>> Start

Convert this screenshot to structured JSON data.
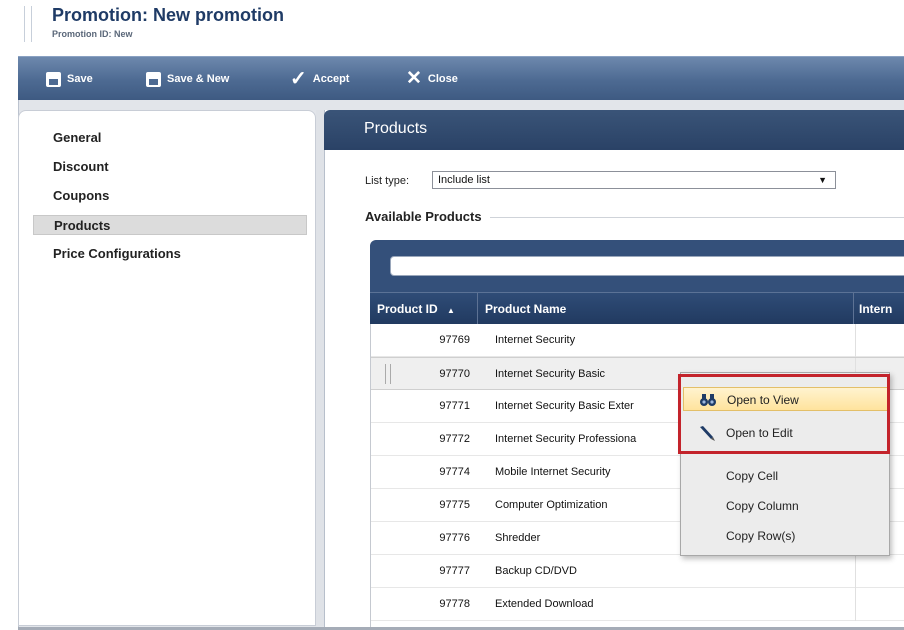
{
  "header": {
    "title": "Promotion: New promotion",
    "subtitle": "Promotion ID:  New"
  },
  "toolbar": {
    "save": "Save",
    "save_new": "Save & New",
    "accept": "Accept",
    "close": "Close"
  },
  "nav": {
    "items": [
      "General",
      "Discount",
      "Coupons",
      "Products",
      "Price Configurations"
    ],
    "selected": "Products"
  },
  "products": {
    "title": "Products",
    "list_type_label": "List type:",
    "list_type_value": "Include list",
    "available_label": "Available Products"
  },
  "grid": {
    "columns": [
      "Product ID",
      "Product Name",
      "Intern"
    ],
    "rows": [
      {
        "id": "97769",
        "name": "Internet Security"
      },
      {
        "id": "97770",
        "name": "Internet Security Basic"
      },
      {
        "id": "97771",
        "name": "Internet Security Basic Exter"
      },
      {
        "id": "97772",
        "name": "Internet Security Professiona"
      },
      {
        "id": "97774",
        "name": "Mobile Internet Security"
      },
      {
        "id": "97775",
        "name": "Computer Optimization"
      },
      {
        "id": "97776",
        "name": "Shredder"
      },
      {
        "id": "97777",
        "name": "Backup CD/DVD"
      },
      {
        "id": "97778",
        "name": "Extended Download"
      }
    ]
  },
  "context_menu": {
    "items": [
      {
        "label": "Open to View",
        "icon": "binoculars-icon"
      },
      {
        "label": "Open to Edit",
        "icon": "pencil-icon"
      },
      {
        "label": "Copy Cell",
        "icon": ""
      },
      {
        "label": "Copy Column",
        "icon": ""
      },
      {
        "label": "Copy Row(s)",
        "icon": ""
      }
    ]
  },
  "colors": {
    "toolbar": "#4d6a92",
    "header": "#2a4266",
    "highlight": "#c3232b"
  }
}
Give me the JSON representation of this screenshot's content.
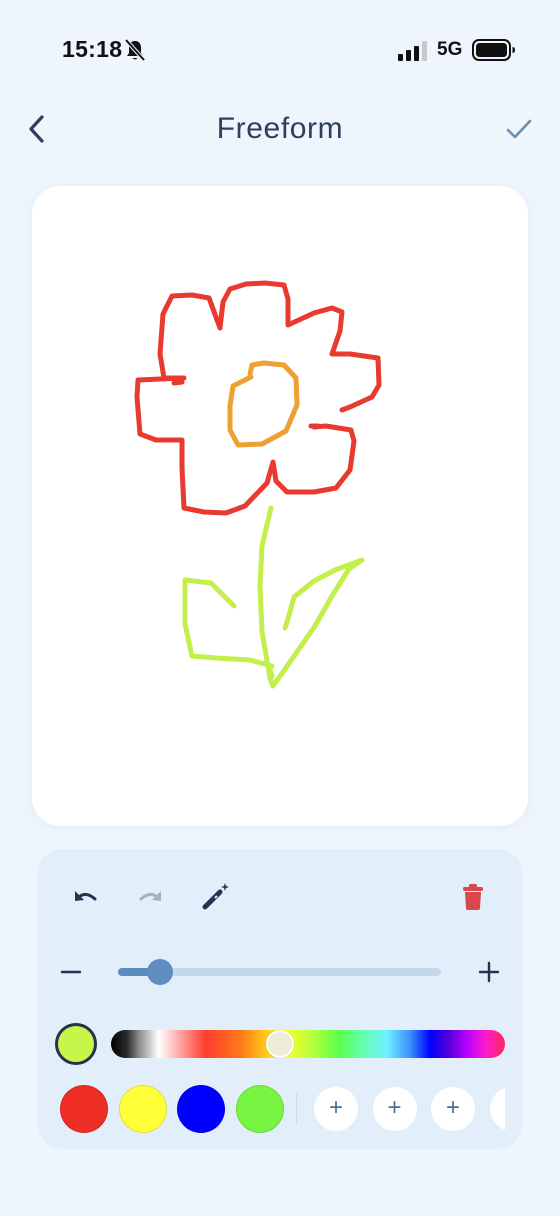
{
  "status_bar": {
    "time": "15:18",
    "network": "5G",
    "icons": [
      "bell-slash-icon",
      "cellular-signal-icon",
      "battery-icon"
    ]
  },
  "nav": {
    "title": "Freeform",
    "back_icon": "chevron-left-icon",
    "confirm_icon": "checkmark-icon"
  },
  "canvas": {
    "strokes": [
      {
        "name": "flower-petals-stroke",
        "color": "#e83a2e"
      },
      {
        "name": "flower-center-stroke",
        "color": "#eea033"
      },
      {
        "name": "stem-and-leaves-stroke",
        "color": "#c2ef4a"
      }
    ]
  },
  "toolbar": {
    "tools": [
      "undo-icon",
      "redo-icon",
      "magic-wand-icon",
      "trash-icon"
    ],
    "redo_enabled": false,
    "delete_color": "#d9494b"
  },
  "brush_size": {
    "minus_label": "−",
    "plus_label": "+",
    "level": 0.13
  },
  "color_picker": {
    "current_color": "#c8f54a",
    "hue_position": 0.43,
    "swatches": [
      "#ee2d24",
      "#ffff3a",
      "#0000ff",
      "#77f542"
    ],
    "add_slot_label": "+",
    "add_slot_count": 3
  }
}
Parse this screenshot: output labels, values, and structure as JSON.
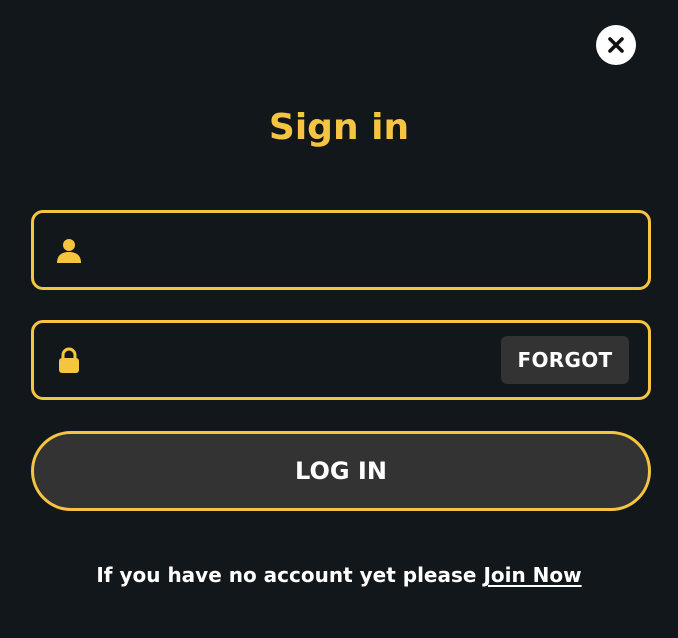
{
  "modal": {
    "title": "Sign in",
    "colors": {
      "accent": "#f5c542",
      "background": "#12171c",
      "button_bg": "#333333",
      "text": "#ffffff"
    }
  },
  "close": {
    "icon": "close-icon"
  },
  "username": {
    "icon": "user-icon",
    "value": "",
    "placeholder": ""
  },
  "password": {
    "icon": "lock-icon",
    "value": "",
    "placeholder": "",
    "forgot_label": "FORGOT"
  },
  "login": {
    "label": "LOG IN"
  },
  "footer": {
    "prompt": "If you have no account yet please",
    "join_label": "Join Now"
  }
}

>> End

# THE PROBLEM
Reproduce each record from above exactly; pictures do not belong in the copy.

# TASK RESPONSE
Convert this screenshot to structured JSON data.
{
  "header": {
    "title": "Promotion: New promotion",
    "subtitle": "Promotion ID:  New"
  },
  "toolbar": {
    "save": "Save",
    "save_new": "Save & New",
    "accept": "Accept",
    "close": "Close"
  },
  "nav": {
    "items": [
      "General",
      "Discount",
      "Coupons",
      "Products",
      "Price Configurations"
    ],
    "selected": "Products"
  },
  "products": {
    "title": "Products",
    "list_type_label": "List type:",
    "list_type_value": "Include list",
    "available_label": "Available Products"
  },
  "grid": {
    "columns": [
      "Product ID",
      "Product Name",
      "Intern"
    ],
    "rows": [
      {
        "id": "97769",
        "name": "Internet Security"
      },
      {
        "id": "97770",
        "name": "Internet Security Basic"
      },
      {
        "id": "97771",
        "name": "Internet Security Basic Exter"
      },
      {
        "id": "97772",
        "name": "Internet Security Professiona"
      },
      {
        "id": "97774",
        "name": "Mobile Internet Security"
      },
      {
        "id": "97775",
        "name": "Computer Optimization"
      },
      {
        "id": "97776",
        "name": "Shredder"
      },
      {
        "id": "97777",
        "name": "Backup CD/DVD"
      },
      {
        "id": "97778",
        "name": "Extended Download"
      }
    ]
  },
  "context_menu": {
    "items": [
      {
        "label": "Open to View",
        "icon": "binoculars-icon"
      },
      {
        "label": "Open to Edit",
        "icon": "pencil-icon"
      },
      {
        "label": "Copy Cell",
        "icon": ""
      },
      {
        "label": "Copy Column",
        "icon": ""
      },
      {
        "label": "Copy Row(s)",
        "icon": ""
      }
    ]
  },
  "colors": {
    "toolbar": "#4d6a92",
    "header": "#2a4266",
    "highlight": "#c3232b"
  }
}
Give me the JSON representation of this screenshot's content.
{
  "status_bar": {
    "time": "15:18",
    "network": "5G",
    "icons": [
      "bell-slash-icon",
      "cellular-signal-icon",
      "battery-icon"
    ]
  },
  "nav": {
    "title": "Freeform",
    "back_icon": "chevron-left-icon",
    "confirm_icon": "checkmark-icon"
  },
  "canvas": {
    "strokes": [
      {
        "name": "flower-petals-stroke",
        "color": "#e83a2e"
      },
      {
        "name": "flower-center-stroke",
        "color": "#eea033"
      },
      {
        "name": "stem-and-leaves-stroke",
        "color": "#c2ef4a"
      }
    ]
  },
  "toolbar": {
    "tools": [
      "undo-icon",
      "redo-icon",
      "magic-wand-icon",
      "trash-icon"
    ],
    "redo_enabled": false,
    "delete_color": "#d9494b"
  },
  "brush_size": {
    "minus_label": "−",
    "plus_label": "+",
    "level": 0.13
  },
  "color_picker": {
    "current_color": "#c8f54a",
    "hue_position": 0.43,
    "swatches": [
      "#ee2d24",
      "#ffff3a",
      "#0000ff",
      "#77f542"
    ],
    "add_slot_label": "+",
    "add_slot_count": 3
  }
}
Parse this screenshot: output labels, values, and structure as JSON.
{
  "modal": {
    "title": "Sign in",
    "colors": {
      "accent": "#f5c542",
      "background": "#12171c",
      "button_bg": "#333333",
      "text": "#ffffff"
    }
  },
  "close": {
    "icon": "close-icon"
  },
  "username": {
    "icon": "user-icon",
    "value": "",
    "placeholder": ""
  },
  "password": {
    "icon": "lock-icon",
    "value": "",
    "placeholder": "",
    "forgot_label": "FORGOT"
  },
  "login": {
    "label": "LOG IN"
  },
  "footer": {
    "prompt": "If you have no account yet please",
    "join_label": "Join Now"
  }
}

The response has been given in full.